WRITTEN INSTRUCTION >>
Spot each line that carries the word "this"; copy those lines.

━━━ THE DATA

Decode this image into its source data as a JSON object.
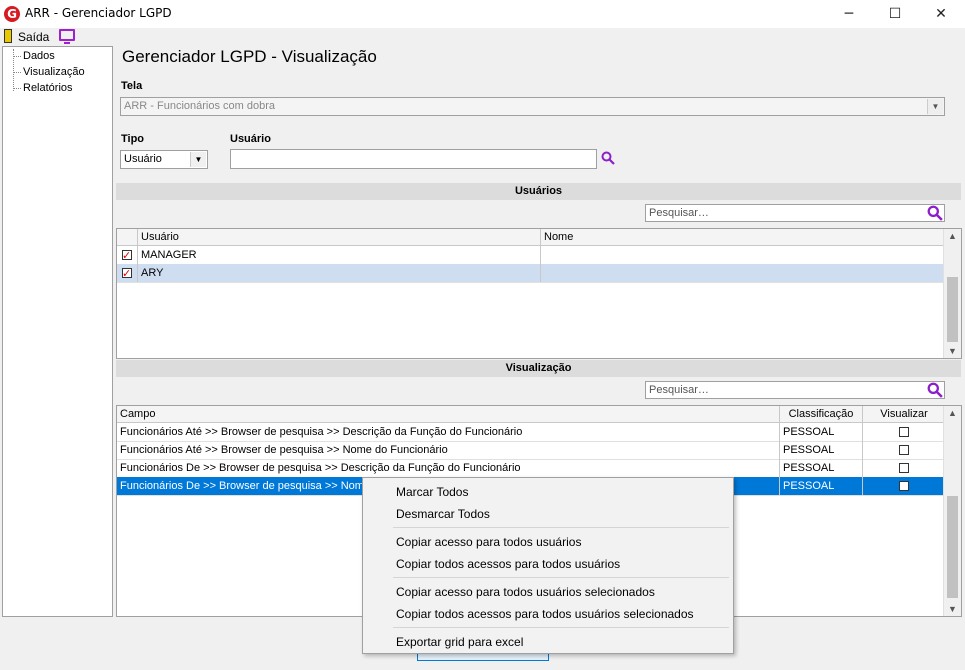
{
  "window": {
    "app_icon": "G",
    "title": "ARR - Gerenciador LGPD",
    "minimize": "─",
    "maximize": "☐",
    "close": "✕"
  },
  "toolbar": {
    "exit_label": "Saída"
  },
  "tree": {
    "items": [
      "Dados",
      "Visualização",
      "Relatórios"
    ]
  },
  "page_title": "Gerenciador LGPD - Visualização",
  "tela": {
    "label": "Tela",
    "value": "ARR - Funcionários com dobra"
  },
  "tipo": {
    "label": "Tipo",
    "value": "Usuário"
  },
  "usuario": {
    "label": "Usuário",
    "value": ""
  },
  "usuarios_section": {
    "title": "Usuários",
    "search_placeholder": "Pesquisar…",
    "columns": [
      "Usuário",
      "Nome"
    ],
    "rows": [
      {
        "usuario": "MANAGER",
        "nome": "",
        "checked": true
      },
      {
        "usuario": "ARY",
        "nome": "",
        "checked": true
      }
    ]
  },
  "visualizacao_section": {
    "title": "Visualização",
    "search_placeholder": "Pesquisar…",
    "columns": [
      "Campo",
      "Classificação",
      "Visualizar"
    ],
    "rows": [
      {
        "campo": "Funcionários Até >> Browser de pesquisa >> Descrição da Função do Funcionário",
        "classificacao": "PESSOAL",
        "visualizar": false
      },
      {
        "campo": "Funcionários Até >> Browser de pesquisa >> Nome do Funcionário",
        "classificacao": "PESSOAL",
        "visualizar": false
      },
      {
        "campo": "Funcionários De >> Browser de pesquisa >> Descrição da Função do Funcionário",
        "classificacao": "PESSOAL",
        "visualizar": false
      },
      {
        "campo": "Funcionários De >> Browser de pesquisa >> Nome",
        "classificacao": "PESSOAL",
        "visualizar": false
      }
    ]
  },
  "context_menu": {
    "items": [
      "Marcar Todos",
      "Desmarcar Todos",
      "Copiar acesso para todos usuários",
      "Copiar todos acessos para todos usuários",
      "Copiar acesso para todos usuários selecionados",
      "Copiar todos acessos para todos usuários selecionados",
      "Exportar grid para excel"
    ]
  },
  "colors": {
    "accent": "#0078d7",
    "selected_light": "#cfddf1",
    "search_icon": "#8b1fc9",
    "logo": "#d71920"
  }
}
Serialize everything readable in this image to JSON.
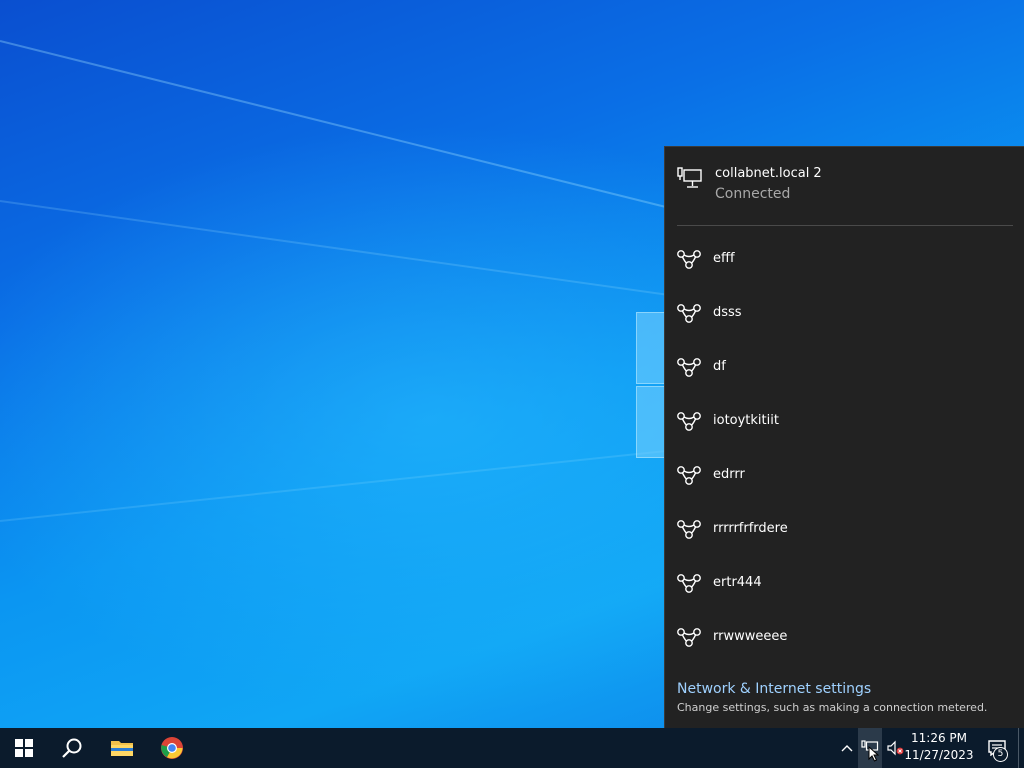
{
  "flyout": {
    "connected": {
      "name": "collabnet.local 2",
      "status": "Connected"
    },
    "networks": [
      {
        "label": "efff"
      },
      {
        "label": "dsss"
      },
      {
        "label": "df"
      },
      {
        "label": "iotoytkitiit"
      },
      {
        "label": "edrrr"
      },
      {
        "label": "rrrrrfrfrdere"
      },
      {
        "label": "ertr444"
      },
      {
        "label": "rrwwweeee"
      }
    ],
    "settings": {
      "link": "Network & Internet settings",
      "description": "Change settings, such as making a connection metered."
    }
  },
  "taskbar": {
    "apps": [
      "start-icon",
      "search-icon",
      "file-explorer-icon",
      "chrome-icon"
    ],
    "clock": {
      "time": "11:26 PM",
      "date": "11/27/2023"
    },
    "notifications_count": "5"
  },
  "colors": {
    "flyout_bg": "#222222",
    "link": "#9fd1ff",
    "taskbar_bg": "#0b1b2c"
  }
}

━━━━━━

THE REPLY >>
Decode this image into its source data as a JSON object.
Serialize everything readable in this image to JSON.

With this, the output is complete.